(Dataset records)
%%
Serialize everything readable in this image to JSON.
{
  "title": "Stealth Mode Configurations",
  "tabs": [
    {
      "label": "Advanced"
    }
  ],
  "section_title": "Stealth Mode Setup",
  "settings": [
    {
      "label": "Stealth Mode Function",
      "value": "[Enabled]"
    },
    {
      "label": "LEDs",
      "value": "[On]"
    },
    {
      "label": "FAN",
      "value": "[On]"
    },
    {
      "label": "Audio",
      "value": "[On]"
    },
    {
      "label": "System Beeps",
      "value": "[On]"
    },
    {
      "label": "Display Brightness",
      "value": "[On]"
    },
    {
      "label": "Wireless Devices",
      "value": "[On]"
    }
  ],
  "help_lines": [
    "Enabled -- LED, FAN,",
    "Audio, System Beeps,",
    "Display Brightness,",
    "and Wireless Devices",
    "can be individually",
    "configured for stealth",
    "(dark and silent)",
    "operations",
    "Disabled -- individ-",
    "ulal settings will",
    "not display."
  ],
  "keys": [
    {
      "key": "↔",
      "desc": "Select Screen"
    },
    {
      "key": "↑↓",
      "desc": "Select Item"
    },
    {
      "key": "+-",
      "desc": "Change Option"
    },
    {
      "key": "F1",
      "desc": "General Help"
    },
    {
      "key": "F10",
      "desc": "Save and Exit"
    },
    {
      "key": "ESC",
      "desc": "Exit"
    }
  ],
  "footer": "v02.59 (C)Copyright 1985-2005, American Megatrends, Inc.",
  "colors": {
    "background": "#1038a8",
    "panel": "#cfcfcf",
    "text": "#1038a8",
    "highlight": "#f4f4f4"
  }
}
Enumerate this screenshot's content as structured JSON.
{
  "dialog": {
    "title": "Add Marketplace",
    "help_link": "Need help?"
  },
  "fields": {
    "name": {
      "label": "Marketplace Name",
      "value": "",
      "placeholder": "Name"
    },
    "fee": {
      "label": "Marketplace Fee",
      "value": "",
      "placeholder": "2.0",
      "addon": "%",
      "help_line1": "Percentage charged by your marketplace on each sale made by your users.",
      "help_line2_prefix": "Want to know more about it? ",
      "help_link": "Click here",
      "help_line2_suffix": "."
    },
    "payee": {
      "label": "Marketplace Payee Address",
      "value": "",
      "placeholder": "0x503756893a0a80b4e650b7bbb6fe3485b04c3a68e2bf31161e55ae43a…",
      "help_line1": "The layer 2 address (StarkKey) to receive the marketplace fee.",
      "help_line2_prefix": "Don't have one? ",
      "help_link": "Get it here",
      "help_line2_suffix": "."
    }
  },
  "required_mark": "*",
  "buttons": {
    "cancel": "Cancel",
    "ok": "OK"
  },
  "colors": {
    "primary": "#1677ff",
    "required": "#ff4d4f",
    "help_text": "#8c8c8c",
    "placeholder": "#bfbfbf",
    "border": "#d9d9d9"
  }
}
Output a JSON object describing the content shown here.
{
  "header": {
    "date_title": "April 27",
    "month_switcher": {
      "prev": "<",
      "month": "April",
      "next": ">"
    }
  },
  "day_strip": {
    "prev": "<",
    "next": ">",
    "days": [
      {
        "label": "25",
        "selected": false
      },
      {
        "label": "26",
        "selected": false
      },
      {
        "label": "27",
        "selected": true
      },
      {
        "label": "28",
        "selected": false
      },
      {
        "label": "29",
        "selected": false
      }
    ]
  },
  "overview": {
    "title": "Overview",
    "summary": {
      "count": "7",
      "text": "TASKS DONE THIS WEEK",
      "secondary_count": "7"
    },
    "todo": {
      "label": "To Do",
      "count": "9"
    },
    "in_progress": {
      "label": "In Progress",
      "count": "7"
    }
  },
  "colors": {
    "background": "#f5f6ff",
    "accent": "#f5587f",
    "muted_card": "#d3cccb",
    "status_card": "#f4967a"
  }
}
%%
__Short task__:
Output the lines from the line containing "Output a JSON" to the end, both included; add nothing.

__Reply to the task__:
Output a JSON object describing the content shown here.
{
  "header": {
    "date_title": "April 27",
    "month_switcher": {
      "prev": "<",
      "month": "April",
      "next": ">"
    }
  },
  "day_strip": {
    "prev": "<",
    "next": ">",
    "days": [
      {
        "label": "25",
        "selected": false
      },
      {
        "label": "26",
        "selected": false
      },
      {
        "label": "27",
        "selected": true
      },
      {
        "label": "28",
        "selected": false
      },
      {
        "label": "29",
        "selected": false
      }
    ]
  },
  "overview": {
    "title": "Overview",
    "summary": {
      "count": "7",
      "text": "TASKS DONE THIS WEEK",
      "secondary_count": "7"
    },
    "todo": {
      "label": "To Do",
      "count": "9"
    },
    "in_progress": {
      "label": "In Progress",
      "count": "7"
    }
  },
  "colors": {
    "background": "#f5f6ff",
    "accent": "#f5587f",
    "muted_card": "#d3cccb",
    "status_card": "#f4967a"
  }
}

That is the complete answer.